#### Apply what you read
A. In the childhood obesity review excerpt, copy the passage from "A critical appraisal of study quality was" to "EPHPP scoring guidelines.".
B. According to the childhood obesity review excerpt, which setting was cited most often for delivering interventions?
C. Write the next part of the childhood obesity review excerpt, starting after its last sentence.

--- Document text Enclosed Below ---

A critical appraisal of study quality was undertaken for each of the included studies using the Quality Assessment Tool for Quantitative Studies from the Effective Public Health Practice Project (EPHPP) (Thomas et al., 2004). Overall study quality was assessed based on eight criteria: selection bias, study design, confounders, blinding, data collection methods, withdrawals and dropouts, intervention integrity, and analyses. Global ratings of strong, moderate, or weak were calculated following EPHPP scoring guidelines.
Given the heterogeneity of study designs related to PPPs and childhood obesity prevention and management, the effect of PPPs on diet-related obesity risk factors was evaluated on a descriptive basis, rather than quantitatively. Following data extraction and critical appraisal, data were organized according to the type of partnership and frequency counts were calculated for specific study attributes.
Results
Characteristics of studies included in the review
This review included 8 primary research studies. All studies took place in the United States and were published between 2010 and 2017. A summary of study characteristics is available in Table 1. Most studies were cohort studies (75%; n = 6), apart from one quasi-experimental study and one case study. Study participants ranged in age from approximately 5–17 years of age, with 50% of studies targeting low-income children. Three studies targeted only children with overweight or obesity.
Description of studies included in the review.
Critical appraisal is based on the Effective Public Health Practice Project (EPHPP) (Thomas et al., 2004).
BMI: body mass index; F&V: fruit & vegetable; SSB: sugar-sweetened beverage.
The majority of studies (62.5%; n = 5) included structured, healthy lifestyle interventions, with varying degrees of intensity and duration. The remaining interventions focused on changes to children's food environment. Schools were the most frequently cited setting for delivering interventions (37.5%; n = 3). Nearly all studies included intervention components aimed at behavior change around F&V consumption (88%; n = 7), followed by energy-dense food consumption (50%, n = 4), and SSB consumption (38%; n = 3). A critical appraisal of study quality found half of the studies were of moderate quality and half were of weak quality based on the EPHPP tool (Thomas et al., 2004).
Partnerships and partnering outcome of studies included in the review
A description of the partnerships undertaken to address diet-related obesity risk factors is listed in Table 2. All studies included both public sector and business sector partners. Most studies included partnerships across all three sectors: public sector, business sector, and nongovernmental/academic sectors (75%; n = 6). Public sector partners were most often state Medicaid programs (25%; n = 2), federal food assistance programs (25%; n = 2), and public schools (25%; n = 2). Other public sector partners included public parks and an elected government office. Business sector partners tended to be food producers (25%; n = 2), food retailers (25%; n = 2), and private healthcare providers (25%; n = 2). Other business sector partners included a private health insurance plan and a commercial weight loss program. Out of the six studies that included nongovernmental/academic sector partners, the most common partners were philanthropic organizations and academic research centers.
Description of partnerships and partnering outcomes included in review.
Studies determined to be of Moderate quality based on the Effective Public Health Practice Project (EPHPP) (Thomas et al., 2004).
BMI: body mass index; F&V: fruit & vegetable; PPI, public–private partnership; SSB: sugar-sweetened beverage.

--- End of Enclosed Document text ---
--- Source data Enclosed Below ---

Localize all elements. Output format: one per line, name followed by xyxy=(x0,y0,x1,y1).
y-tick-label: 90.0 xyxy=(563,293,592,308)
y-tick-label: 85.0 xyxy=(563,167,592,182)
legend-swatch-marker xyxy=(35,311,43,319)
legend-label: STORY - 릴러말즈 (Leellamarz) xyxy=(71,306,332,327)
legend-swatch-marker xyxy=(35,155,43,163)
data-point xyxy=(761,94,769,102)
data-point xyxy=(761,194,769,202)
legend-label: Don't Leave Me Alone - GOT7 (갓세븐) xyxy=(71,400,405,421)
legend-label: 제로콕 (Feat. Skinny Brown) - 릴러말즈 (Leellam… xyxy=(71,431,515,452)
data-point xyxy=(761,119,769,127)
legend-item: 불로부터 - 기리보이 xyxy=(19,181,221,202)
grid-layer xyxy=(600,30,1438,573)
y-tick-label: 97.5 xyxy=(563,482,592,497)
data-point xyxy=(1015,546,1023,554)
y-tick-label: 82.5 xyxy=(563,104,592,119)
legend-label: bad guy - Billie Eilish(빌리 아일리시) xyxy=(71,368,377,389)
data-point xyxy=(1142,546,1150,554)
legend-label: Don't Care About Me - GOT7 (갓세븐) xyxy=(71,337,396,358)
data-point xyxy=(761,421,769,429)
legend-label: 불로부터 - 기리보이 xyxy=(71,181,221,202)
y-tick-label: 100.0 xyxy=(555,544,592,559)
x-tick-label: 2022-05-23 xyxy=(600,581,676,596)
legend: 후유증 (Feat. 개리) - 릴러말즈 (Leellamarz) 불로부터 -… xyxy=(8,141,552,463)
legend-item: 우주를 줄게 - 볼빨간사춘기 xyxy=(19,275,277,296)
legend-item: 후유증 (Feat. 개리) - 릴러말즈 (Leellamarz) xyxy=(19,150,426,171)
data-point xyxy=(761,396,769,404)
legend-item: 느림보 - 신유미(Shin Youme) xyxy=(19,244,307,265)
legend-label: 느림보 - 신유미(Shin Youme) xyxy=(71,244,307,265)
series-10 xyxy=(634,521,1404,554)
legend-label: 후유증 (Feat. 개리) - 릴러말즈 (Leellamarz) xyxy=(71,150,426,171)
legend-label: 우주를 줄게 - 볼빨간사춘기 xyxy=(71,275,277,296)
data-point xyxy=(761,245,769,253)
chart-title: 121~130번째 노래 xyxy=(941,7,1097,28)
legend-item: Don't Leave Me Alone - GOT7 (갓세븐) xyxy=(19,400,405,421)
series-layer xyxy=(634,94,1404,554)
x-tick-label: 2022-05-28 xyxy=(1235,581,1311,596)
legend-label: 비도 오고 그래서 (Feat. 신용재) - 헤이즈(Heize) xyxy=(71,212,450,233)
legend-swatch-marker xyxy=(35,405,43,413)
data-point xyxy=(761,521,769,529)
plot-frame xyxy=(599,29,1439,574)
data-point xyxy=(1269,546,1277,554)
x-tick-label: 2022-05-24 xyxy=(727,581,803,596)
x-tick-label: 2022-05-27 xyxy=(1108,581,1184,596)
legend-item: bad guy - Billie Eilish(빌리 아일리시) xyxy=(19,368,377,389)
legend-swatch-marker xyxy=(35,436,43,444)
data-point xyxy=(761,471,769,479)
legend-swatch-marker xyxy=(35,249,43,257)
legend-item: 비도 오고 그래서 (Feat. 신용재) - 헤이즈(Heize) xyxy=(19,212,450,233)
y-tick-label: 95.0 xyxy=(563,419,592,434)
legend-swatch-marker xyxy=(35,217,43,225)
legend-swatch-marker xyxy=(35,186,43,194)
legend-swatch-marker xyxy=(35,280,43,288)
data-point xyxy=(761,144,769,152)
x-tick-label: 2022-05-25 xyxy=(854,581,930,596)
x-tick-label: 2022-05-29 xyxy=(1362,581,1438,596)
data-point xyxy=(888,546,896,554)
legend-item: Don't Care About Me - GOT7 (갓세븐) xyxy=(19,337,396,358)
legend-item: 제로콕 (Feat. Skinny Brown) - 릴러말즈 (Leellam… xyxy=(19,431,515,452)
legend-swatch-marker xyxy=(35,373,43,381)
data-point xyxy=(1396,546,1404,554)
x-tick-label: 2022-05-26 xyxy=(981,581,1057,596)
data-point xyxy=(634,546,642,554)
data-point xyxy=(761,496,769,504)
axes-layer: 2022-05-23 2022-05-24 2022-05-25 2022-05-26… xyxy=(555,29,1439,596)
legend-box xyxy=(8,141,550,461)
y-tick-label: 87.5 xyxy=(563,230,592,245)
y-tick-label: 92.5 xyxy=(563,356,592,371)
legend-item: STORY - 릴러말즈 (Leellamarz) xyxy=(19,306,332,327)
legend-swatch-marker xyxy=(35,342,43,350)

--- End of Enclosed Source data ---

#### Answers to the exercises
A.
A critical appraisal of study quality was undertaken for each of the included studies using the Quality Assessment Tool for Quantitative Studies from the Effective Public Health Practice Project (EPHPP) (Thomas et al., 2004). Overall study quality was assessed based on eight criteria: selection bias, study design, confounders, blinding, data collection methods, withdrawals and dropouts, intervention integrity, and analyses. Global ratings of strong, moderate, or weak were calculated following EPHPP scoring guidelines.

B. Schools, in 37.5% of studies (n = 3).

C.
Most partnering arrangements described in the studies were contractual arrangements (38%; n = 3), with two focusing on the delivery of a structured healthy lifestyle intervention and one on a vending contract. However, the majority of studies (62%; n = 5) did not specify the legal mechanism underpinning their partnership and provided limited descriptions of the products or services provided by different partners. Some of these partnering arrangements included discounted procurement arrangements, shared-space infrastructure, preferential employment opportunities, donation pledges, and market access agreements.
The small sample size and study heterogeneity limits comparisons across studies. Interventions varied by intervention components, duration, delivery settings, and populations targeted. Of the four studies with moderate quality ratings, three found decreases in energy-dense food consumption or the availability of energy-dense foods. One study showed significant increases in F&V consumption between baseline and follow-up of a 5-month healthy lifestyle intervention. Only one moderate quality study measured changes in BMI, and no difference was found in BMI z-score between baseline and follow-up. Of the four studies with weak quality ratings, three found increases in F&V consumption or availability of F&Vs. Three studies included outcome BMI measures, of which two found decreases in BMI at follow-up. The one study that reported on changes in SSB consumption found significant decreases in SSB consumption following a 10-week healthy lifestyle intervention.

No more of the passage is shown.